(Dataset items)
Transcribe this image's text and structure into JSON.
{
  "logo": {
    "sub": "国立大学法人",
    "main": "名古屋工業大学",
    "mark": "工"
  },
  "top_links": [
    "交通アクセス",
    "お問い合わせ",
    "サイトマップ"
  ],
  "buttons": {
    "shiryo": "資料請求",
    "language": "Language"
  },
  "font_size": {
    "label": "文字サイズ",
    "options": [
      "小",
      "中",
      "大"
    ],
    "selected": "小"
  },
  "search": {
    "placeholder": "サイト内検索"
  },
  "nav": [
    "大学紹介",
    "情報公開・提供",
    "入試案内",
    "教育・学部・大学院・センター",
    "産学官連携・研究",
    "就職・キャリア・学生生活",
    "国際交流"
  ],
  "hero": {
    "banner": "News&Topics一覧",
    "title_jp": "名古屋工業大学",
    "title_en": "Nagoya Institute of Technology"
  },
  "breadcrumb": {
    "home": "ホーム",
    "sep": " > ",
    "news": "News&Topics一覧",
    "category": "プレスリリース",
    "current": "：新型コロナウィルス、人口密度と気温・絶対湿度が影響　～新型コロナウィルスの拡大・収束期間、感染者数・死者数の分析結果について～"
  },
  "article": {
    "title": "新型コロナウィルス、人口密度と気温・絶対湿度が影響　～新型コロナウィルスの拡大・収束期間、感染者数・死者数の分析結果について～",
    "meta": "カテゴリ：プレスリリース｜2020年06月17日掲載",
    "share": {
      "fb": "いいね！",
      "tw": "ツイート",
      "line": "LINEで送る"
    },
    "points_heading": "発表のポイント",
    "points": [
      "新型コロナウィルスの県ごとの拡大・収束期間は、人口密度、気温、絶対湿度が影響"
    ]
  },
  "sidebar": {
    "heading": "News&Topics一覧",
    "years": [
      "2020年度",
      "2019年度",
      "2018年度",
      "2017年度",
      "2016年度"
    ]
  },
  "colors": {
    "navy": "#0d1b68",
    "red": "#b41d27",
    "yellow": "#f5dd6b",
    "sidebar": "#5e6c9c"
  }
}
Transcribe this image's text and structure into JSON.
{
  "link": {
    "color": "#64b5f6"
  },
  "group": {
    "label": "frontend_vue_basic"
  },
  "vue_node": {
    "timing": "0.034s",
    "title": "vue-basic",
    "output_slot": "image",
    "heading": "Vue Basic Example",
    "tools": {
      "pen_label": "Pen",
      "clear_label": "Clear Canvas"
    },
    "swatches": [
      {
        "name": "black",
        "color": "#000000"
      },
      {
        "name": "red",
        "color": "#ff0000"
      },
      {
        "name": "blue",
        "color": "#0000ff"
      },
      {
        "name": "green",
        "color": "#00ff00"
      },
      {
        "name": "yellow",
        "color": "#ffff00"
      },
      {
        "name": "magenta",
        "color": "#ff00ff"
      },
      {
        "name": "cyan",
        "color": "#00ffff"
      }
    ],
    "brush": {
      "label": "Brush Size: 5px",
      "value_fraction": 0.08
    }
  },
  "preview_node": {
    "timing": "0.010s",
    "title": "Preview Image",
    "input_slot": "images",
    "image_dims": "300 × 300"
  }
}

**Given instruction:** Copy out each record from above, exactly.

**Solution for this exercise:**
Transcribe this image's text and structure into JSON.
{
  "logo": {
    "sub": "国立大学法人",
    "main": "名古屋工業大学",
    "mark": "工"
  },
  "top_links": [
    "交通アクセス",
    "お問い合わせ",
    "サイトマップ"
  ],
  "buttons": {
    "shiryo": "資料請求",
    "language": "Language"
  },
  "font_size": {
    "label": "文字サイズ",
    "options": [
      "小",
      "中",
      "大"
    ],
    "selected": "小"
  },
  "search": {
    "placeholder": "サイト内検索"
  },
  "nav": [
    "大学紹介",
    "情報公開・提供",
    "入試案内",
    "教育・学部・大学院・センター",
    "産学官連携・研究",
    "就職・キャリア・学生生活",
    "国際交流"
  ],
  "hero": {
    "banner": "News&Topics一覧",
    "title_jp": "名古屋工業大学",
    "title_en": "Nagoya Institute of Technology"
  },
  "breadcrumb": {
    "home": "ホーム",
    "sep": " > ",
    "news": "News&Topics一覧",
    "category": "プレスリリース",
    "current": "：新型コロナウィルス、人口密度と気温・絶対湿度が影響　～新型コロナウィルスの拡大・収束期間、感染者数・死者数の分析結果について～"
  },
  "article": {
    "title": "新型コロナウィルス、人口密度と気温・絶対湿度が影響　～新型コロナウィルスの拡大・収束期間、感染者数・死者数の分析結果について～",
    "meta": "カテゴリ：プレスリリース｜2020年06月17日掲載",
    "share": {
      "fb": "いいね！",
      "tw": "ツイート",
      "line": "LINEで送る"
    },
    "points_heading": "発表のポイント",
    "points": [
      "新型コロナウィルスの県ごとの拡大・収束期間は、人口密度、気温、絶対湿度が影響"
    ]
  },
  "sidebar": {
    "heading": "News&Topics一覧",
    "years": [
      "2020年度",
      "2019年度",
      "2018年度",
      "2017年度",
      "2016年度"
    ]
  },
  "colors": {
    "navy": "#0d1b68",
    "red": "#b41d27",
    "yellow": "#f5dd6b",
    "sidebar": "#5e6c9c"
  }
}
Transcribe this image's text and structure into JSON.
{
  "link": {
    "color": "#64b5f6"
  },
  "group": {
    "label": "frontend_vue_basic"
  },
  "vue_node": {
    "timing": "0.034s",
    "title": "vue-basic",
    "output_slot": "image",
    "heading": "Vue Basic Example",
    "tools": {
      "pen_label": "Pen",
      "clear_label": "Clear Canvas"
    },
    "swatches": [
      {
        "name": "black",
        "color": "#000000"
      },
      {
        "name": "red",
        "color": "#ff0000"
      },
      {
        "name": "blue",
        "color": "#0000ff"
      },
      {
        "name": "green",
        "color": "#00ff00"
      },
      {
        "name": "yellow",
        "color": "#ffff00"
      },
      {
        "name": "magenta",
        "color": "#ff00ff"
      },
      {
        "name": "cyan",
        "color": "#00ffff"
      }
    ],
    "brush": {
      "label": "Brush Size: 5px",
      "value_fraction": 0.08
    }
  },
  "preview_node": {
    "timing": "0.010s",
    "title": "Preview Image",
    "input_slot": "images",
    "image_dims": "300 × 300"
  }
}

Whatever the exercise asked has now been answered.